* _WHAT YOU HAVE TO DO_: Without including any images, reproduce each entry exactly.

* _PROVIDED RECORDS_:
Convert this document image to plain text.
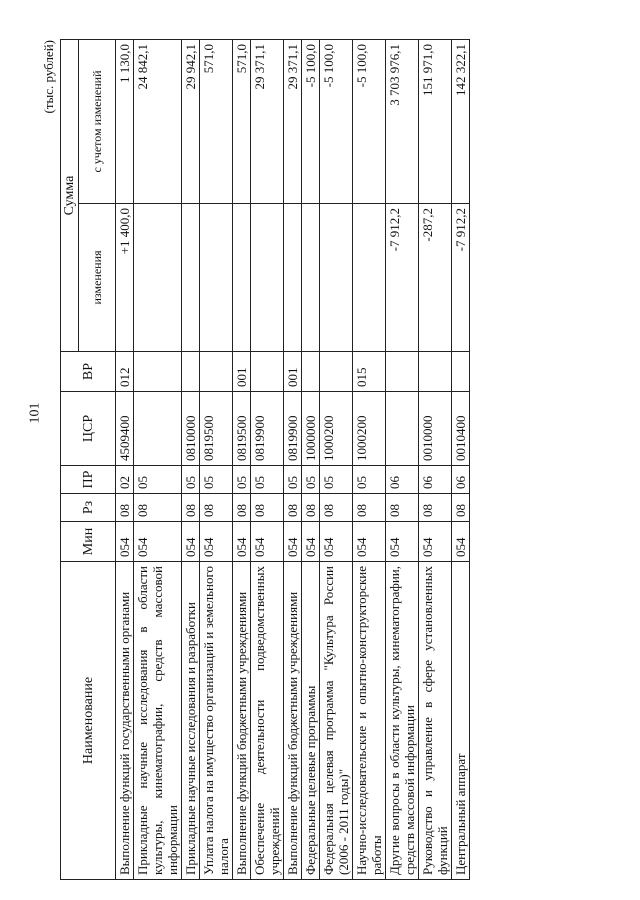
101
(тыс. рублей)
Наименование	Мин	Рз	ПР	ЦСР	ВР	Сумма	
						изменения	с учетом изменений
Выполнение функций государственными органами	054	08	02	4509400	012	+1 400,0	1 130,0
Прикладные научные исследования в области культуры, кинематографии, средств массовой информации	054	08	05				24 842,1
Прикладные научные исследования и разработки	054	08	05	0810000			29 942,1
Уплата налога на имущество организаций и земельного налога	054	08	05	0819500			571,0
Выполнение функций бюджетными учреждениями	054	08	05	0819500	001		571,0
Обеспечение деятельности подведомственных учреждений	054	08	05	0819900			29 371,1
Выполнение функций бюджетными учреждениями	054	08	05	0819900	001		29 371,1
Федеральные целевые программы	054	08	05	1000000			-5 100,0
Федеральная целевая программа "Культура России (2006 - 2011 годы)"	054	08	05	1000200			-5 100,0
Научно-исследовательские и опытно-конструкторские работы	054	08	05	1000200	015		-5 100,0
Другие вопросы в области культуры, кинематографии, средств массовой информации	054	08	06			-7 912,2	3 703 976,1
Руководство и управление в сфере установленных функций	054	08	06	0010000		-287,2	151 971,0
Центральный аппарат	054	08	06	0010400		-7 912,2	142 322,1
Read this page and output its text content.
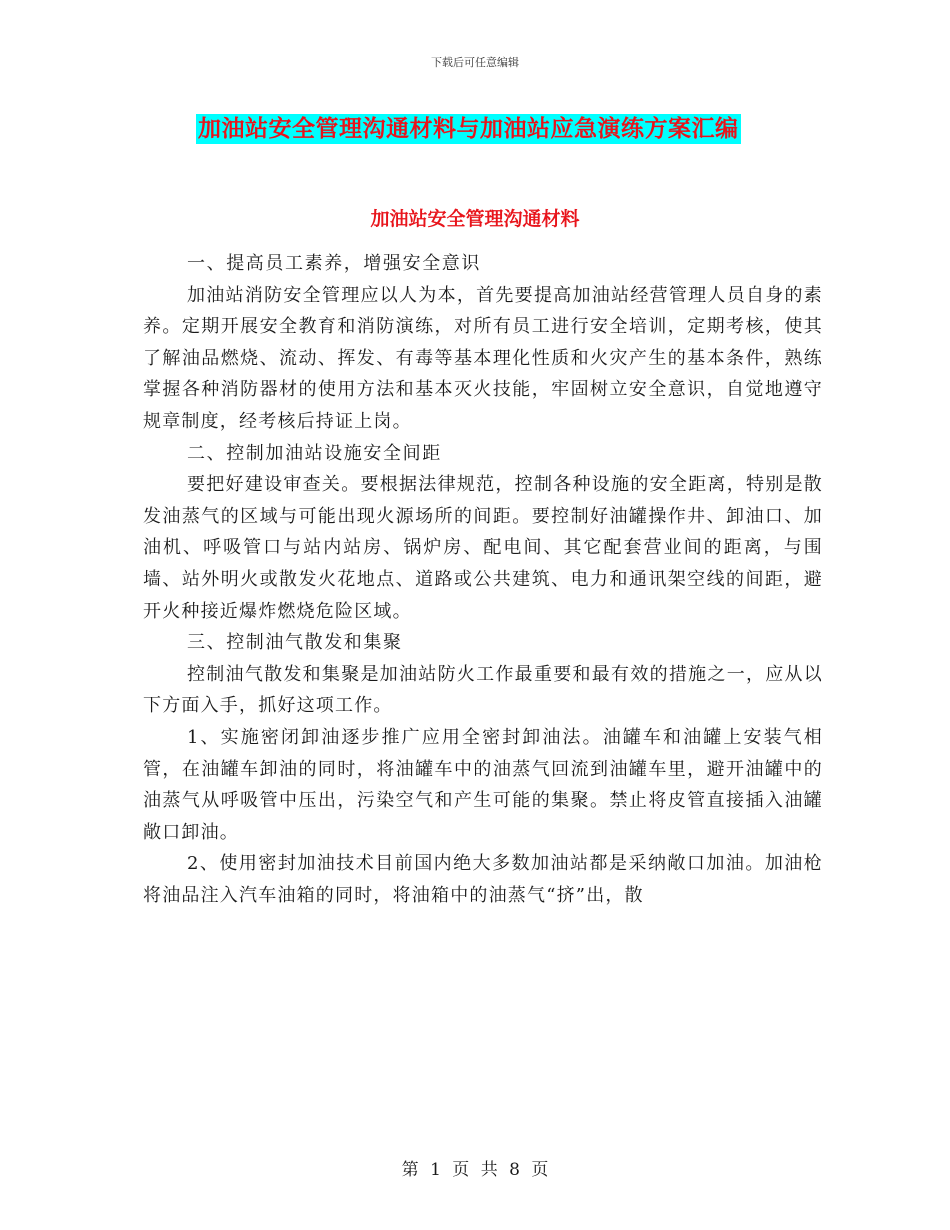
下载后可任意编辑
加油站安全管理沟通材料与加油站应急演练方案汇编
加油站安全管理沟通材料

一、提高员工素养，增强安全意识

加油站消防安全管理应以人为本，首先要提高加油站经营管理人员自身的素养。定期开展安全教育和消防演练，对所有员工进行安全培训，定期考核，使其了解油品燃烧、流动、挥发、有毒等基本理化性质和火灾产生的基本条件，熟练掌握各种消防器材的使用方法和基本灭火技能，牢固树立安全意识，自觉地遵守规章制度，经考核后持证上岗。

二、控制加油站设施安全间距

要把好建设审查关。要根据法律规范，控制各种设施的安全距离，特别是散发油蒸气的区域与可能出现火源场所的间距。要控制好油罐操作井、卸油口、加油机、呼吸管口与站内站房、锅炉房、配电间、其它配套营业间的距离，与围墙、站外明火或散发火花地点、道路或公共建筑、电力和通讯架空线的间距，避开火种接近爆炸燃烧危险区域。

三、控制油气散发和集聚

控制油气散发和集聚是加油站防火工作最重要和最有效的措施之一，应从以下方面入手，抓好这项工作。

1、实施密闭卸油逐步推广应用全密封卸油法。油罐车和油罐上安装气相管，在油罐车卸油的同时，将油罐车中的油蒸气回流到油罐车里，避开油罐中的油蒸气从呼吸管中压出，污染空气和产生可能的集聚。禁止将皮管直接插入油罐敞口卸油。

2、使用密封加油技术目前国内绝大多数加油站都是采纳敞口加油。加油枪将油品注入汽车油箱的同时，将油箱中的油蒸气“挤”出，散

第 1 页 共 8 页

* _EXERCISE RESULT_:
Convert this document image to plain text.
101
(тыс. рублей)
Наименование	Мин	Рз	ПР	ЦСР	ВР	Сумма	
						изменения	с учетом изменений
Выполнение функций государственными органами	054	08	02	4509400	012	+1 400,0	1 130,0
Прикладные научные исследования в области культуры, кинематографии, средств массовой информации	054	08	05				24 842,1
Прикладные научные исследования и разработки	054	08	05	0810000			29 942,1
Уплата налога на имущество организаций и земельного налога	054	08	05	0819500			571,0
Выполнение функций бюджетными учреждениями	054	08	05	0819500	001		571,0
Обеспечение деятельности подведомственных учреждений	054	08	05	0819900			29 371,1
Выполнение функций бюджетными учреждениями	054	08	05	0819900	001		29 371,1
Федеральные целевые программы	054	08	05	1000000			-5 100,0
Федеральная целевая программа "Культура России (2006 - 2011 годы)"	054	08	05	1000200			-5 100,0
Научно-исследовательские и опытно-конструкторские работы	054	08	05	1000200	015		-5 100,0
Другие вопросы в области культуры, кинематографии, средств массовой информации	054	08	06			-7 912,2	3 703 976,1
Руководство и управление в сфере установленных функций	054	08	06	0010000		-287,2	151 971,0
Центральный аппарат	054	08	06	0010400		-7 912,2	142 322,1
Read this page and output its text content.
下载后可任意编辑
加油站安全管理沟通材料与加油站应急演练方案汇编
加油站安全管理沟通材料

一、提高员工素养，增强安全意识

加油站消防安全管理应以人为本，首先要提高加油站经营管理人员自身的素养。定期开展安全教育和消防演练，对所有员工进行安全培训，定期考核，使其了解油品燃烧、流动、挥发、有毒等基本理化性质和火灾产生的基本条件，熟练掌握各种消防器材的使用方法和基本灭火技能，牢固树立安全意识，自觉地遵守规章制度，经考核后持证上岗。

二、控制加油站设施安全间距

要把好建设审查关。要根据法律规范，控制各种设施的安全距离，特别是散发油蒸气的区域与可能出现火源场所的间距。要控制好油罐操作井、卸油口、加油机、呼吸管口与站内站房、锅炉房、配电间、其它配套营业间的距离，与围墙、站外明火或散发火花地点、道路或公共建筑、电力和通讯架空线的间距，避开火种接近爆炸燃烧危险区域。

三、控制油气散发和集聚

控制油气散发和集聚是加油站防火工作最重要和最有效的措施之一，应从以下方面入手，抓好这项工作。

1、实施密闭卸油逐步推广应用全密封卸油法。油罐车和油罐上安装气相管，在油罐车卸油的同时，将油罐车中的油蒸气回流到油罐车里，避开油罐中的油蒸气从呼吸管中压出，污染空气和产生可能的集聚。禁止将皮管直接插入油罐敞口卸油。

2、使用密封加油技术目前国内绝大多数加油站都是采纳敞口加油。加油枪将油品注入汽车油箱的同时，将油箱中的油蒸气“挤”出，散

第 1 页 共 8 页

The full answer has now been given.